> **Requirement**:
Your task is to print every entry below exactly as given.
┄┄┄┄┄┄┄┄┄┄
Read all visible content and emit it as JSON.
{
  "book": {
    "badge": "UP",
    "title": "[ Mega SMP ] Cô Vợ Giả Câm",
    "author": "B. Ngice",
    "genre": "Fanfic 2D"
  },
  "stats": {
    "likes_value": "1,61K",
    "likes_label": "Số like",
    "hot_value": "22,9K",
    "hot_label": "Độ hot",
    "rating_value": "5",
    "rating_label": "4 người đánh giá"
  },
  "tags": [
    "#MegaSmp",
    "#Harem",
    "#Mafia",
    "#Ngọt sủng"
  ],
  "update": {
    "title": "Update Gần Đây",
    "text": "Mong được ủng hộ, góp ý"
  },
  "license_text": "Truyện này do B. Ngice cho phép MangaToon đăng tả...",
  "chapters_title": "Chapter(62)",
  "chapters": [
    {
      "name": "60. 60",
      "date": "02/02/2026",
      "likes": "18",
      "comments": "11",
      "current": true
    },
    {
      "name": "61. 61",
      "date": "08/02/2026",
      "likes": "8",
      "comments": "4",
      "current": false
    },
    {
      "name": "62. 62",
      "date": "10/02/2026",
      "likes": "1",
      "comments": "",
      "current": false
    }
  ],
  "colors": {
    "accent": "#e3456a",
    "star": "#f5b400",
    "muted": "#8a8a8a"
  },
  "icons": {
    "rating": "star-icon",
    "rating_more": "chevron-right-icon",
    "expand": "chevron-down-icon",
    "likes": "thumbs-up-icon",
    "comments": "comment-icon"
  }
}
┄┄┄┄┄┄┄┄┄┄
> **Result for this task**:
Read all visible content and emit it as JSON.
{
  "book": {
    "badge": "UP",
    "title": "[ Mega SMP ] Cô Vợ Giả Câm",
    "author": "B. Ngice",
    "genre": "Fanfic 2D"
  },
  "stats": {
    "likes_value": "1,61K",
    "likes_label": "Số like",
    "hot_value": "22,9K",
    "hot_label": "Độ hot",
    "rating_value": "5",
    "rating_label": "4 người đánh giá"
  },
  "tags": [
    "#MegaSmp",
    "#Harem",
    "#Mafia",
    "#Ngọt sủng"
  ],
  "update": {
    "title": "Update Gần Đây",
    "text": "Mong được ủng hộ, góp ý"
  },
  "license_text": "Truyện này do B. Ngice cho phép MangaToon đăng tả...",
  "chapters_title": "Chapter(62)",
  "chapters": [
    {
      "name": "60. 60",
      "date": "02/02/2026",
      "likes": "18",
      "comments": "11",
      "current": true
    },
    {
      "name": "61. 61",
      "date": "08/02/2026",
      "likes": "8",
      "comments": "4",
      "current": false
    },
    {
      "name": "62. 62",
      "date": "10/02/2026",
      "likes": "1",
      "comments": "",
      "current": false
    }
  ],
  "colors": {
    "accent": "#e3456a",
    "star": "#f5b400",
    "muted": "#8a8a8a"
  },
  "icons": {
    "rating": "star-icon",
    "rating_more": "chevron-right-icon",
    "expand": "chevron-down-icon",
    "likes": "thumbs-up-icon",
    "comments": "comment-icon"
  }
}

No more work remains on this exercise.